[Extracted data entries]
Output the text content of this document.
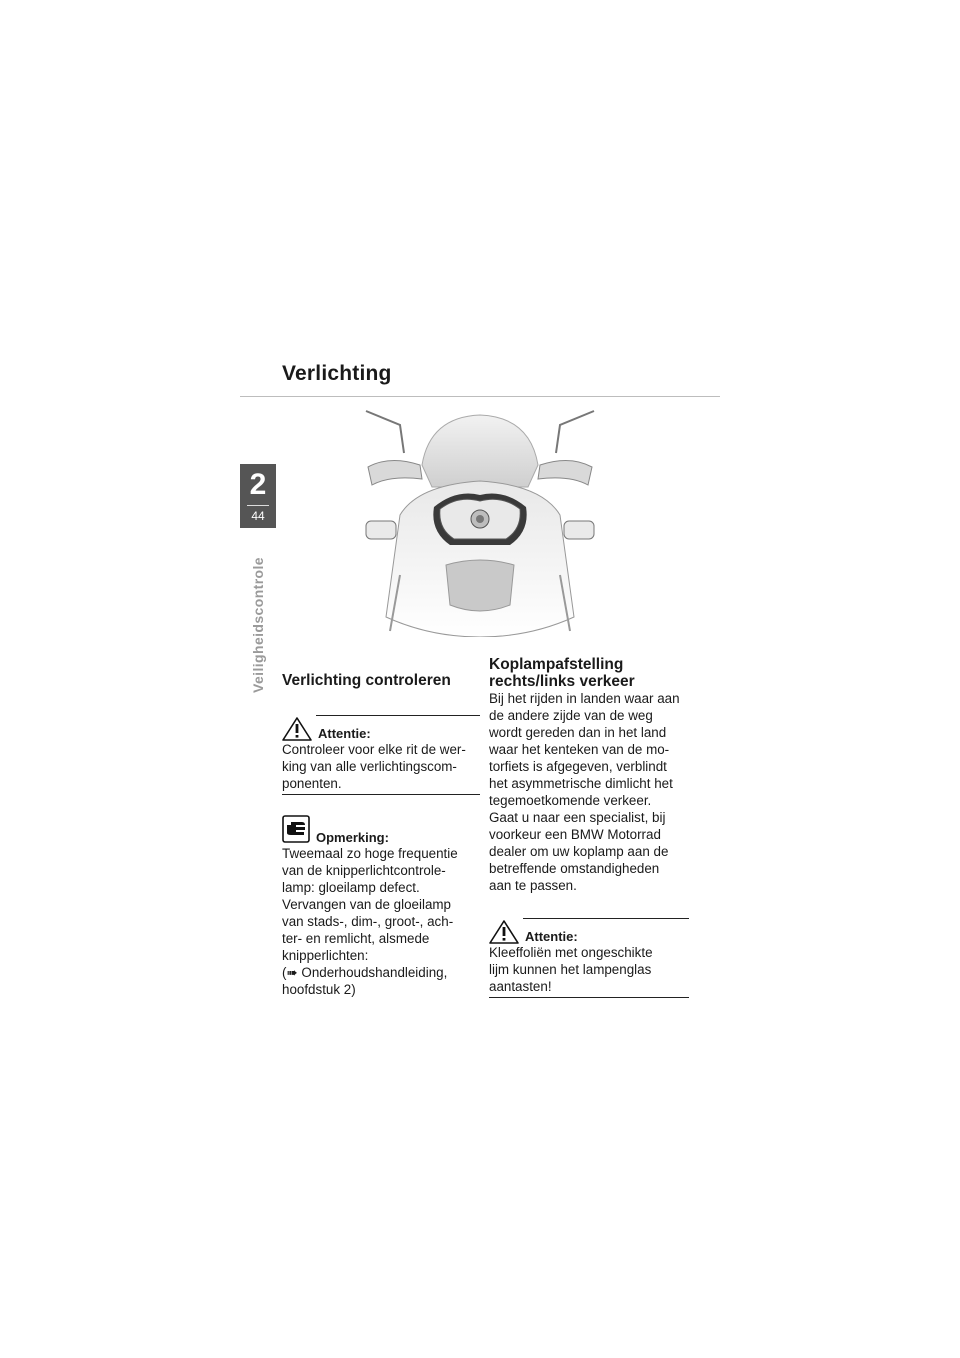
Verlichting
2
44
Veiligheidscontrole Verlichting controleren
Attentie:
Controleer voor elke rit de wer-
king van alle verlichtingscom-
ponenten.
Opmerking:
Tweemaal zo hoge frequentie
van de knipperlichtcontrole-
lamp: gloeilamp defect.
Vervangen van de gloeilamp
van stads-, dim-, groot-, ach-
ter- en remlicht, alsmede
knipperlichten:
(➠ Onderhoudshandleiding,
hoofdstuk 2)
Koplampafstelling
rechts/links verkeer
Bij het rijden in landen waar aan
de andere zijde van de weg
wordt gereden dan in het land
waar het kenteken van de mo-
torfiets is afgegeven, verblindt
het asymmetrische dimlicht het
tegemoetkomende verkeer.
Gaat u naar een specialist, bij
voorkeur een BMW Motorrad
dealer om uw koplamp aan de
betreffende omstandigheden
aan te passen.
Attentie:
Kleeffoliën met ongeschikte
lijm kunnen het lampenglas
aantasten!
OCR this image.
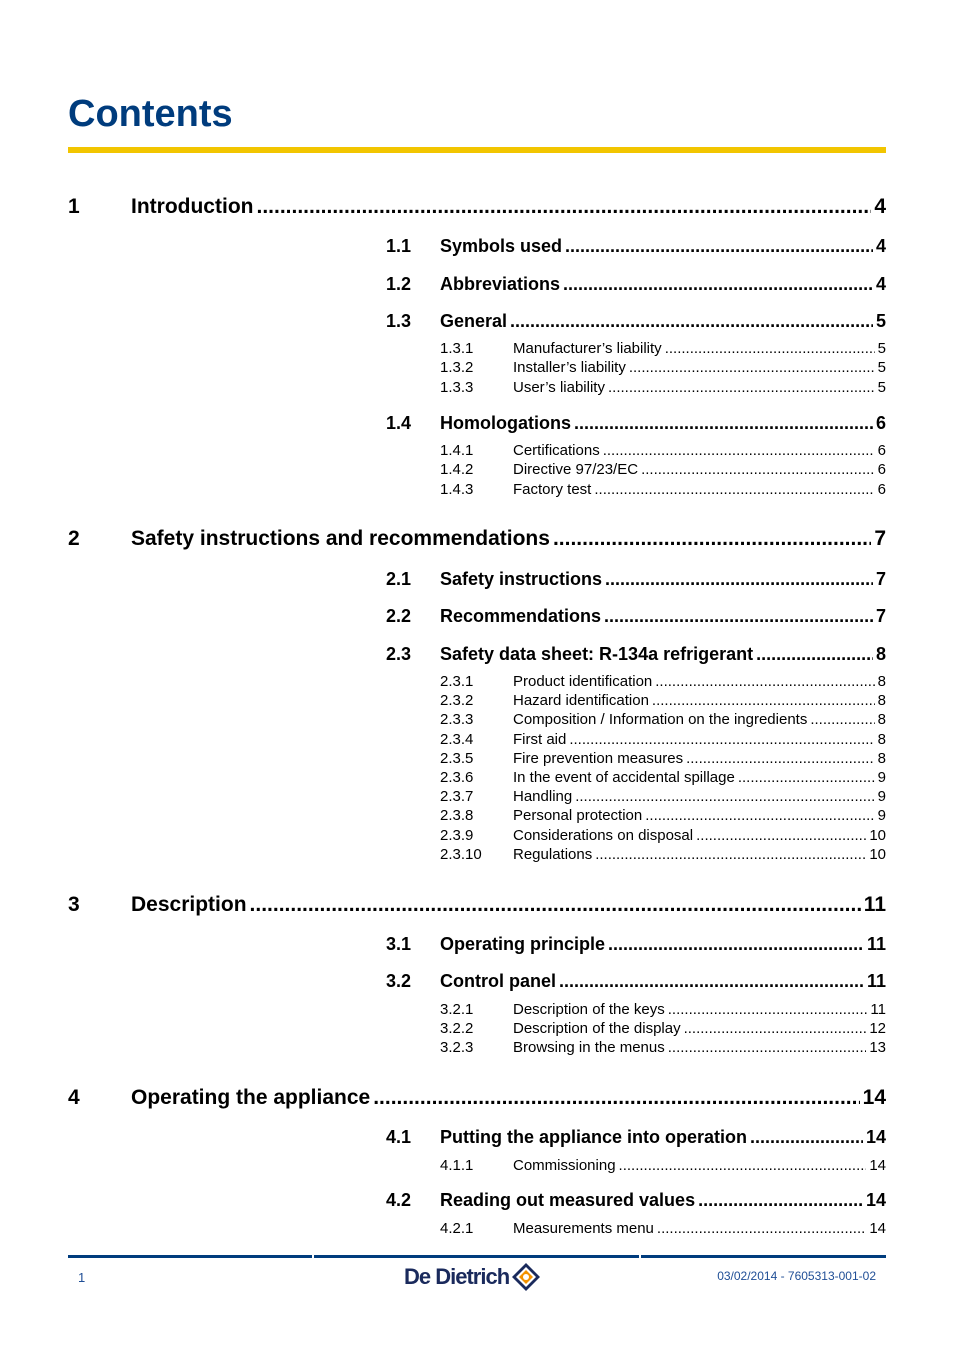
Contents
1	Introduction .....	4
1.1	Symbols used .....	4
1.2	Abbreviations .....	4
1.3	General .....	5
1.3.1	Manufacturer’s liability .....	5
1.3.2	Installer’s liability .....	5
1.3.3	User’s liability .....	5
1.4	Homologations .....	6
1.4.1	Certifications .....	6
1.4.2	Directive 97/23/EC .....	6
1.4.3	Factory test .....	6
2	Safety instructions and recommendations .....	7
2.1	Safety instructions .....	7
2.2	Recommendations .....	7
2.3	Safety data sheet: R-134a refrigerant .....	8
2.3.1	Product identification .....	8
2.3.2	Hazard identification .....	8
2.3.3	Composition / Information on the ingredients .....	8
2.3.4	First aid .....	8
2.3.5	Fire prevention measures .....	8
2.3.6	In the event of accidental spillage .....	9
2.3.7	Handling .....	9
2.3.8	Personal protection .....	9
2.3.9	Considerations on disposal .....	10
2.3.10	Regulations .....	10
3	Description .....	11
3.1	Operating principle .....	11
3.2	Control panel .....	11
3.2.1	Description of the keys .....	11
3.2.2	Description of the display .....	12
3.2.3	Browsing in the menus .....	13
4	Operating the appliance .....	14
4.1	Putting the appliance into operation .....	14
4.1.1	Commissioning .....	14
4.2	Reading out measured values .....	14
4.2.1	Measurements menu .....	14
1	De Dietrich	03/02/2014 - 7605313-001-02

* [The problem]
Filter for "liability". Return all lines that hold it.

* [Final answer]
1.3.1	Manufacturer’s liability .....	5
1.3.2	Installer’s liability .....	5
1.3.3	User’s liability .....	5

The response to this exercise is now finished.